- _WORK INSTRUCTIONS_: Extract all lines that hold "JSON" from the records below.
·····
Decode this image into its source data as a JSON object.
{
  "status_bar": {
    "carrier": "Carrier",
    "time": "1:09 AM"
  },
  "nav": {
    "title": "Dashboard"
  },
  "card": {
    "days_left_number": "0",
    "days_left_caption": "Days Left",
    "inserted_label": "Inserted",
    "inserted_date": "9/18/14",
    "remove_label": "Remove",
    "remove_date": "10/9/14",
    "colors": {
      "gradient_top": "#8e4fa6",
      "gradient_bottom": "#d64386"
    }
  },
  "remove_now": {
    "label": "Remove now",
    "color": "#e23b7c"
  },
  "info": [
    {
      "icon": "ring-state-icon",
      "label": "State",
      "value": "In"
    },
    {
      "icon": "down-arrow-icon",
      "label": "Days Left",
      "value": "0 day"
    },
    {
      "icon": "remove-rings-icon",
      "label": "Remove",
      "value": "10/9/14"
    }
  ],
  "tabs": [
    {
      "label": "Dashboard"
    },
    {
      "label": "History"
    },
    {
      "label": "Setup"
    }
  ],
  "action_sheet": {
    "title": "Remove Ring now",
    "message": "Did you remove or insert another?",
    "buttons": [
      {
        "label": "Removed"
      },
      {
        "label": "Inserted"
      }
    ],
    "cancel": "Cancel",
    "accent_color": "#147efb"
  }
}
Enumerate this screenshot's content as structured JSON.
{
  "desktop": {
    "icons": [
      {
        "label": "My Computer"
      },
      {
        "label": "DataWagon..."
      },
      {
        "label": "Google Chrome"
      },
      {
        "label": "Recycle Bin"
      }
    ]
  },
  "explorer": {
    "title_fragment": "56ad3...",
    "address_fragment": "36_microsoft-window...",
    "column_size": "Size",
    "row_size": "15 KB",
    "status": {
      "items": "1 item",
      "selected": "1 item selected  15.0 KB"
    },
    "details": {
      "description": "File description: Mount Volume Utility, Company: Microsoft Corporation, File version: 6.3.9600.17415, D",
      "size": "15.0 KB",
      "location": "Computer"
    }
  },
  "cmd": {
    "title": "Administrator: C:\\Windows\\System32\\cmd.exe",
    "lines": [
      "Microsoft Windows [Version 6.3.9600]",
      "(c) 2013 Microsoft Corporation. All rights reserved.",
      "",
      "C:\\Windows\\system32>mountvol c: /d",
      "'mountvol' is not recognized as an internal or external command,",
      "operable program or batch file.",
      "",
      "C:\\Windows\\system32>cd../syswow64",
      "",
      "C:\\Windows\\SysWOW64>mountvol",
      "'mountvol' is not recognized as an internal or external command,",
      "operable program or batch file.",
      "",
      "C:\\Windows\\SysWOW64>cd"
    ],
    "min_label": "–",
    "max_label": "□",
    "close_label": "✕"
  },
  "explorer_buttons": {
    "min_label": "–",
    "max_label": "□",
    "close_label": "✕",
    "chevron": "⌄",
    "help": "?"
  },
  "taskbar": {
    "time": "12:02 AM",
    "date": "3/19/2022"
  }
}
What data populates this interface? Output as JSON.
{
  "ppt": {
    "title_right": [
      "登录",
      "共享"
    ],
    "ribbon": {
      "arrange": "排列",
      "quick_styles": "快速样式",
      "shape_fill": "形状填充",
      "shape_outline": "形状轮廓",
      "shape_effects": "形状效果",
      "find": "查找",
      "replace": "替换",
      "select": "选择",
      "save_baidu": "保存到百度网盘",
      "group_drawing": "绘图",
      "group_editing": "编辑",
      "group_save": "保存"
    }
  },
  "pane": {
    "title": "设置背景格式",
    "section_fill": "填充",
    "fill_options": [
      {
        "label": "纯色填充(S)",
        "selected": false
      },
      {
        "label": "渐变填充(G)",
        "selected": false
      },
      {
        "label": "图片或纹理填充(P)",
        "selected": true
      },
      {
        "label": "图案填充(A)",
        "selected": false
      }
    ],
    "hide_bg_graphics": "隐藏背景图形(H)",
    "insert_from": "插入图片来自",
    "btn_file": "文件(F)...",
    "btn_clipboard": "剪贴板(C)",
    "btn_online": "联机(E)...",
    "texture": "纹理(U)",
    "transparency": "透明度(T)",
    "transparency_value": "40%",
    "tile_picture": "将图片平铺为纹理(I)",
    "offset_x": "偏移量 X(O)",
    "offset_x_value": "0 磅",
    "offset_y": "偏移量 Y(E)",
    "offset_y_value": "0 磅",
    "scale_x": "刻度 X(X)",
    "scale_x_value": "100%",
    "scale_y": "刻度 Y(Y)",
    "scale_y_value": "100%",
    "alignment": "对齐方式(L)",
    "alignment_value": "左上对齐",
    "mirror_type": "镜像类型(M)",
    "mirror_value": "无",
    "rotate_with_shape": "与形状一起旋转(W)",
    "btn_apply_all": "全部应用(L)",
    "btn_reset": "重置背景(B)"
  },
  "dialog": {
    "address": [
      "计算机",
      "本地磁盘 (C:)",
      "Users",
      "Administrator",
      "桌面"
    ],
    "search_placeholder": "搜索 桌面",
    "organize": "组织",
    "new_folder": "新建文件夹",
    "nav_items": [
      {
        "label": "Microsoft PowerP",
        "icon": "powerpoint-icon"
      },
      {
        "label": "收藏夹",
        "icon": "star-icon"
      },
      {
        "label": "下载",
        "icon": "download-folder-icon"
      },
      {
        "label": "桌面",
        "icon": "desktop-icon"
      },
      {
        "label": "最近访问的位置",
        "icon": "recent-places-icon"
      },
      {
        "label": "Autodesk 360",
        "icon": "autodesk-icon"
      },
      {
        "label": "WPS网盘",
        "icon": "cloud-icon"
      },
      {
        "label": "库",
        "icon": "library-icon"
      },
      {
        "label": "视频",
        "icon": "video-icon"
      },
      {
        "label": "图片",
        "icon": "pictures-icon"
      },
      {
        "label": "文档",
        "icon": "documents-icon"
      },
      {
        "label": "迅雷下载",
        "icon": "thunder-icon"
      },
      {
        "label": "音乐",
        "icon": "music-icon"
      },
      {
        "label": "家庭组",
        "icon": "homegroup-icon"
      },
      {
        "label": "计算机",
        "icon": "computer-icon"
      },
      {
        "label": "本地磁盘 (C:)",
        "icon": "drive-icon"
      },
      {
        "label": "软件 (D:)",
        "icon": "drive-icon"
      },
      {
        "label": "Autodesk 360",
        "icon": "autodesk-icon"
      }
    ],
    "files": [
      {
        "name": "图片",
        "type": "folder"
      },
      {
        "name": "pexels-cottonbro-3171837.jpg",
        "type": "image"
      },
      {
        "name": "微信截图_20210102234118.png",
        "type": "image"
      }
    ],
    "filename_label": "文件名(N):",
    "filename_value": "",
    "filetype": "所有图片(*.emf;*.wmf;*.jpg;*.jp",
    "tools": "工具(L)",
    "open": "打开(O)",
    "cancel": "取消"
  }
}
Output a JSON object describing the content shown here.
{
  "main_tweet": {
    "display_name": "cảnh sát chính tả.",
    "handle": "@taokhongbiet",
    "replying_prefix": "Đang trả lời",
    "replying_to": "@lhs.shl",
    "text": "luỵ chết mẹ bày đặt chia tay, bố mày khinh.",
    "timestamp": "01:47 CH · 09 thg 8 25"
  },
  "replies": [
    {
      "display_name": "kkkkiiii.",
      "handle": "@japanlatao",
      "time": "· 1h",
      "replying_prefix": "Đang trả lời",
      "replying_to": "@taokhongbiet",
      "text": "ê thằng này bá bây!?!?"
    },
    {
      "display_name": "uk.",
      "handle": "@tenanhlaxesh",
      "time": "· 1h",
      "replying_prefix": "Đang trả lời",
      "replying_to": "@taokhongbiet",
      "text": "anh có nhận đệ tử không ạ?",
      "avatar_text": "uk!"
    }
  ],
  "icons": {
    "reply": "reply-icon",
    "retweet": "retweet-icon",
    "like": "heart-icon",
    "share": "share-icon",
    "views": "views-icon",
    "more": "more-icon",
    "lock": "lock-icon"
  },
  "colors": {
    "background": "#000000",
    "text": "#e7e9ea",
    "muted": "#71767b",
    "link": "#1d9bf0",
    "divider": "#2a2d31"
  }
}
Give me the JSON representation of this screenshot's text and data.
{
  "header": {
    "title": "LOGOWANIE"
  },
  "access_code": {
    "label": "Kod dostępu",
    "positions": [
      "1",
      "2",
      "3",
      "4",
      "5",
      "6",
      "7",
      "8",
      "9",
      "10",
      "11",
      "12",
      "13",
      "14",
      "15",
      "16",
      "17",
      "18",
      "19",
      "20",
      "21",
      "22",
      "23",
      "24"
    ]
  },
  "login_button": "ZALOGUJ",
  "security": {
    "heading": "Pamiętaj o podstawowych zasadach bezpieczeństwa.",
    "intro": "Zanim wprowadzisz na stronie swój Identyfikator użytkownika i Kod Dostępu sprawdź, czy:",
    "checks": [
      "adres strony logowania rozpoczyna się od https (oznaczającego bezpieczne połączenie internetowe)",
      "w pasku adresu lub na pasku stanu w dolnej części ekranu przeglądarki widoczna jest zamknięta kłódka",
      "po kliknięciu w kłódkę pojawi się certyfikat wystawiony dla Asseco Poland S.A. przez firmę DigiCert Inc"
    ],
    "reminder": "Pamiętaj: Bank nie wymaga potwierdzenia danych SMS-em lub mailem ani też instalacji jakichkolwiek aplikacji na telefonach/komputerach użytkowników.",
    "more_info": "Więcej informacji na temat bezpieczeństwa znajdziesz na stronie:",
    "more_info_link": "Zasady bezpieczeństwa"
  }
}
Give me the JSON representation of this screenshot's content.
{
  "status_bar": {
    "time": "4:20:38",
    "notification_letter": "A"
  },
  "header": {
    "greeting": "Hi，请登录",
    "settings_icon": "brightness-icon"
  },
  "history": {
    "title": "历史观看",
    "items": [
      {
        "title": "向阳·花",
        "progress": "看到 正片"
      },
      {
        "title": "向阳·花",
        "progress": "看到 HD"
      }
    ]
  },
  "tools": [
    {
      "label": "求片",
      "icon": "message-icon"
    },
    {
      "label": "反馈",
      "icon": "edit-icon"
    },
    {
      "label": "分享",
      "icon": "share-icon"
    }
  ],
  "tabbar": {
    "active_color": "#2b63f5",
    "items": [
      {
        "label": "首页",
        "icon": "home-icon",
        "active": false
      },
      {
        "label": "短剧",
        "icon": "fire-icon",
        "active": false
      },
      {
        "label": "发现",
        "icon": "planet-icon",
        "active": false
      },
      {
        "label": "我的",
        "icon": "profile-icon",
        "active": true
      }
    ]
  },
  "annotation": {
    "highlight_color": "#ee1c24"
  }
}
·····
- _TASK RESULT_:
Decode this image into its source data as a JSON object.
Enumerate this screenshot's content as structured JSON.
What data populates this interface? Output as JSON.
Output a JSON object describing the content shown here.
Give me the JSON representation of this screenshot's text and data.
Give me the JSON representation of this screenshot's content.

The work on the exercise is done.